§ **Exercise goal**: How many lines in the listing below include the word "stage"? Answer with the number and nothing else.

§ **Entries**:
## begin
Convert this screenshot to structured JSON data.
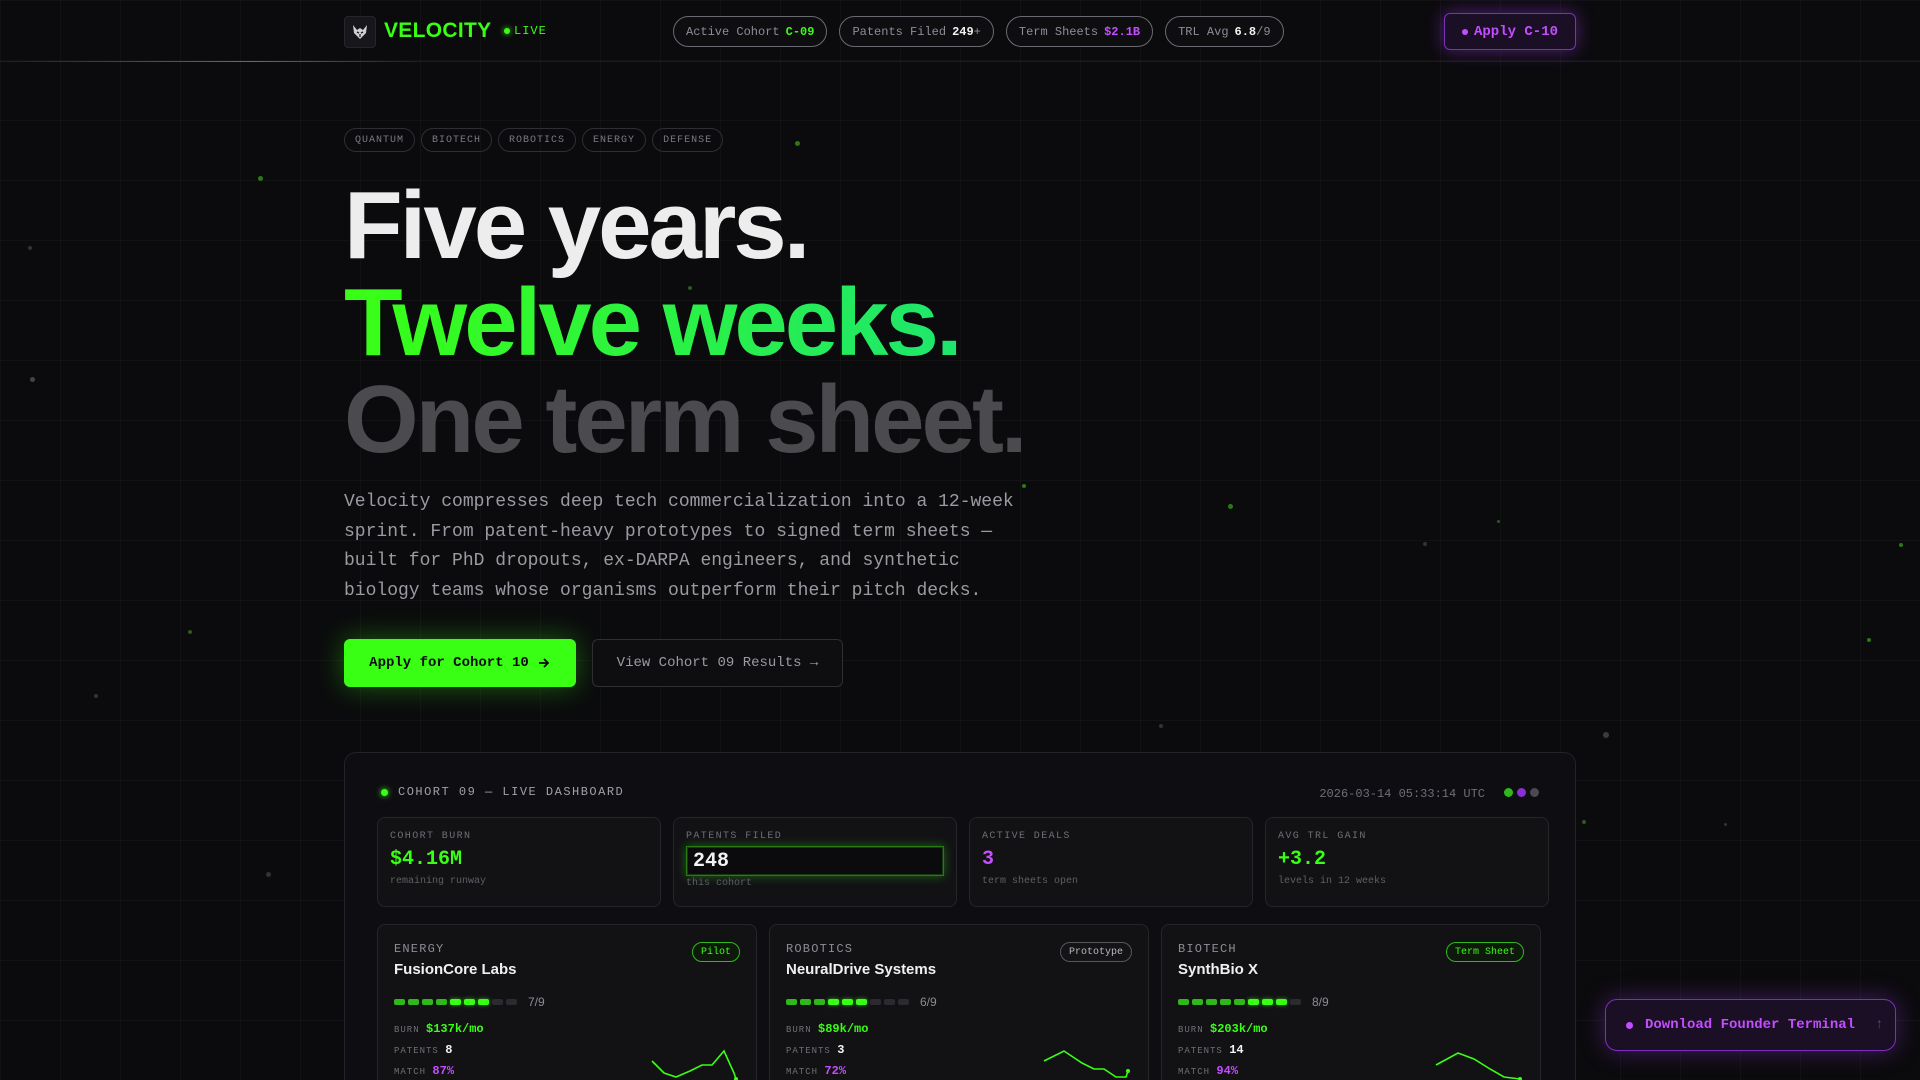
{
  "nav": {
    "brand": "VELOCITY",
    "live_label": "LIVE",
    "stats": [
      {
        "label": "Active Cohort",
        "value": "C-09",
        "suffix": ""
      },
      {
        "label": "Patents Filed",
        "value": "249",
        "suffix": "+"
      },
      {
        "label": "Term Sheets",
        "value": "$2.1B",
        "suffix": ""
      },
      {
        "label": "TRL Avg",
        "value": "6.8",
        "suffix": "/9"
      }
    ],
    "apply_label": "Apply C-10"
  },
  "hero": {
    "tags": [
      "QUANTUM",
      "BIOTECH",
      "ROBOTICS",
      "ENERGY",
      "DEFENSE"
    ],
    "line1": "Five years.",
    "line2": "Twelve weeks.",
    "line3": "One term sheet.",
    "lede": "Velocity compresses deep tech commercialization into a 12-week sprint. From patent-heavy prototypes to signed term sheets — built for PhD dropouts, ex-DARPA engineers, and synthetic biology teams whose organisms outperform their pitch decks.",
    "cta_primary": "Apply for Cohort 10",
    "cta_secondary": "View Cohort 09 Results →"
  },
  "dashboard": {
    "title": "COHORT 09 — LIVE DASHBOARD",
    "timestamp": "2026-03-14 05:33:14 UTC",
    "kpis": [
      {
        "label": "COHORT BURN",
        "value": "$4.16M",
        "sub": "remaining runway"
      },
      {
        "label": "PATENTS FILED",
        "value": "248",
        "sub": "this cohort"
      },
      {
        "label": "ACTIVE DEALS",
        "value": "3",
        "sub": "term sheets open"
      },
      {
        "label": "AVG TRL GAIN",
        "value": "+3.2",
        "sub": "levels in 12 weeks"
      }
    ],
    "metric_labels": {
      "burn": "BURN",
      "patents": "PATENTS",
      "match": "MATCH"
    },
    "cards": [
      {
        "sector": "ENERGY",
        "name": "FusionCore Labs",
        "stage": "Pilot",
        "trl": 7,
        "trl_text": "7/9",
        "burn": "$137k/mo",
        "patents": "8",
        "match": "87%"
      },
      {
        "sector": "ROBOTICS",
        "name": "NeuralDrive Systems",
        "stage": "Prototype",
        "trl": 6,
        "trl_text": "6/9",
        "burn": "$89k/mo",
        "patents": "3",
        "match": "72%"
      },
      {
        "sector": "BIOTECH",
        "name": "SynthBio X",
        "stage": "Term Sheet",
        "trl": 8,
        "trl_text": "8/9",
        "burn": "$203k/mo",
        "patents": "14",
        "match": "94%"
      }
    ]
  },
  "download_label": "Download Founder Terminal",
  "download_icon": "↑",
  "colors": {
    "accent_green": "#39ff14",
    "accent_purple": "#c44dff",
    "background": "#0b0b0d"
  }
}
## end
§ **Expected answer**: 3